======== Listing

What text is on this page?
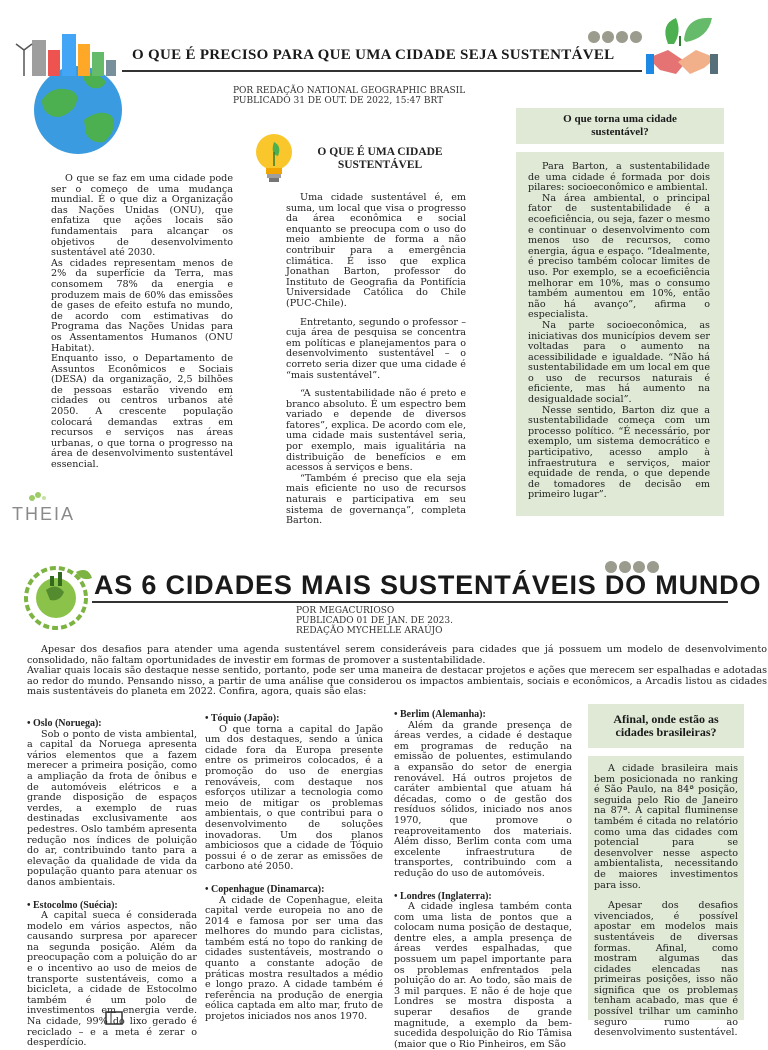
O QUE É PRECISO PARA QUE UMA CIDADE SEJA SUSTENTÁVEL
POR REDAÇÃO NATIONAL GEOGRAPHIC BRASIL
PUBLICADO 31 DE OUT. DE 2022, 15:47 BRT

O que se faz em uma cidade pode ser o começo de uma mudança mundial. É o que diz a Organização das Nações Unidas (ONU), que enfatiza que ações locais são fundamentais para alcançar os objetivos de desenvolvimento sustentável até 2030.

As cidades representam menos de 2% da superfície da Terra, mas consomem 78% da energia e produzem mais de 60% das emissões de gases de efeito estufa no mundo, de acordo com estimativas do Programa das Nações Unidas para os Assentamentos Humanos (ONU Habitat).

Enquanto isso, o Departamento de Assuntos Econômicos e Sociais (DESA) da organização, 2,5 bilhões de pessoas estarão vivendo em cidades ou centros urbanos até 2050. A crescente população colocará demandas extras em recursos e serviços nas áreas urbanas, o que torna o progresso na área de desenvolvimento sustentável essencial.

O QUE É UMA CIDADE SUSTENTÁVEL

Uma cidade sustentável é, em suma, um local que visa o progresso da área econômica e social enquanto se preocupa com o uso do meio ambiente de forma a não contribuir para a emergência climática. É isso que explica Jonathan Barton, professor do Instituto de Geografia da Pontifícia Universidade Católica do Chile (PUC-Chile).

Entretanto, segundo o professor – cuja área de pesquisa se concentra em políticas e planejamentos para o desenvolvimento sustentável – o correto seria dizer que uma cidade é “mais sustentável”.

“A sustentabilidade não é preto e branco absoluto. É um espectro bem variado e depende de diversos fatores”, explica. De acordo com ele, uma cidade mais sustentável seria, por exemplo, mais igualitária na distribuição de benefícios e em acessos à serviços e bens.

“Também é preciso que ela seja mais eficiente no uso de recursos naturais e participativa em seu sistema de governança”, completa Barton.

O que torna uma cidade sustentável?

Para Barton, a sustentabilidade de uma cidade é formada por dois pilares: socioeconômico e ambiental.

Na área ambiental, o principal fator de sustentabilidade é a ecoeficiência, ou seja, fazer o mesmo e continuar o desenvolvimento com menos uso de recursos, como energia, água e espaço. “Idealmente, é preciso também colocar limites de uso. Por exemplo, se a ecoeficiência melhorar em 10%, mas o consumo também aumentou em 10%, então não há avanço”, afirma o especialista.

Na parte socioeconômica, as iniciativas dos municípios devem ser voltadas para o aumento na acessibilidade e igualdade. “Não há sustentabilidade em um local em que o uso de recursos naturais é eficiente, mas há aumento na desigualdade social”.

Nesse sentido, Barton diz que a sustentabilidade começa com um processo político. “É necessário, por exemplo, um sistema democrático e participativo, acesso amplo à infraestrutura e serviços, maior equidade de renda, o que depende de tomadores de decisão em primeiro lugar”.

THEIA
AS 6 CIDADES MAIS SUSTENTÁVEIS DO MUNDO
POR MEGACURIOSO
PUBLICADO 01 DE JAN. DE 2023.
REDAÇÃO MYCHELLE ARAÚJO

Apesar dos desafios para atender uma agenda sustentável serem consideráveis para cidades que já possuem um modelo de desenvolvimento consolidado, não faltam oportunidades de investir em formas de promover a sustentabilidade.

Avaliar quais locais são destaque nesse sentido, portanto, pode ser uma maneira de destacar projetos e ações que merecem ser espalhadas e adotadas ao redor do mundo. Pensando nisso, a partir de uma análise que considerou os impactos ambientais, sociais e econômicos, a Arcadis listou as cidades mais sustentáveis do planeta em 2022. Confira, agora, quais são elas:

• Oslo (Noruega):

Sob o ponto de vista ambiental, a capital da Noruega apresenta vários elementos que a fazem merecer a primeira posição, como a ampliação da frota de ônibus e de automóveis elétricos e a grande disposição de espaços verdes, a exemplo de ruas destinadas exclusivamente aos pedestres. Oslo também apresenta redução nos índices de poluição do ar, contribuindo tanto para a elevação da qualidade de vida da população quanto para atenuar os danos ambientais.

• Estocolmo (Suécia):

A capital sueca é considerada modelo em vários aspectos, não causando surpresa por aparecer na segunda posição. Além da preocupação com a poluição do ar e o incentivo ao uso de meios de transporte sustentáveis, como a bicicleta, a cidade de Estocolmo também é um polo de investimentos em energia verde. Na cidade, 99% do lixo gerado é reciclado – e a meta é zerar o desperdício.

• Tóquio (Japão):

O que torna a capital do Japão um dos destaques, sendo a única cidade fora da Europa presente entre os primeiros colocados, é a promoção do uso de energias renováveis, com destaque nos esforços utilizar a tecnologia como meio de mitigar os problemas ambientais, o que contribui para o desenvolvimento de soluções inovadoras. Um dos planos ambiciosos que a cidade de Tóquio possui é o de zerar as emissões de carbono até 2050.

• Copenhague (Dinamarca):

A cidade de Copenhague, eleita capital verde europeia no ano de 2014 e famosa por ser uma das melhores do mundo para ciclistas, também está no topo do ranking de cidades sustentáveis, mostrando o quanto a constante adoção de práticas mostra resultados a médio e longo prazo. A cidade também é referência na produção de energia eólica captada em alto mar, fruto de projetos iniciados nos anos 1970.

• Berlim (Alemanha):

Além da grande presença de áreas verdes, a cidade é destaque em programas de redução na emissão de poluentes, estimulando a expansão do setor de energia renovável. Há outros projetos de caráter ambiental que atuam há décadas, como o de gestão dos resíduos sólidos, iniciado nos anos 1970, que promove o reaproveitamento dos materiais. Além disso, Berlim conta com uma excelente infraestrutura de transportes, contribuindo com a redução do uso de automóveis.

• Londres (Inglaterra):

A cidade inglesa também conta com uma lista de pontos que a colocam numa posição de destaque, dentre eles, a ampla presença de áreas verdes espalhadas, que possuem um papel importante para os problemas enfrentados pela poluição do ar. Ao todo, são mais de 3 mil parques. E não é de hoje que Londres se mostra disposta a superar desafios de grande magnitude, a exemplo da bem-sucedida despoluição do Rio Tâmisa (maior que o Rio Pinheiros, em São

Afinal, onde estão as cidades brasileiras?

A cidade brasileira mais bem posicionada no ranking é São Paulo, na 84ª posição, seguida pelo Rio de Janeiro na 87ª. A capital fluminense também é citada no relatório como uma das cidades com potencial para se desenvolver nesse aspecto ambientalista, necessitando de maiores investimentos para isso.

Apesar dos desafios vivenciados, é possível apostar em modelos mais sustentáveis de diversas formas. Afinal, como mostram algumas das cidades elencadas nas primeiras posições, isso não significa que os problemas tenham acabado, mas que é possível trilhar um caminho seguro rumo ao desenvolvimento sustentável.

================

**Problem details:** Find every line above that contains the word "depende", and return each one.

**Result of this exercise:**
“A sustentabilidade não é preto e branco absoluto. É um espectro bem variado e depende de diversos fatores”, explica. De acordo com ele, uma cidade mais sustentável seria, por exemplo, mais igualitária na distribuição de benefícios e em acessos à serviços e bens.
Nesse sentido, Barton diz que a sustentabilidade começa com um processo político. “É necessário, por exemplo, um sistema democrático e participativo, acesso amplo à infraestrutura e serviços, maior equidade de renda, o que depende de tomadores de decisão em primeiro lugar”.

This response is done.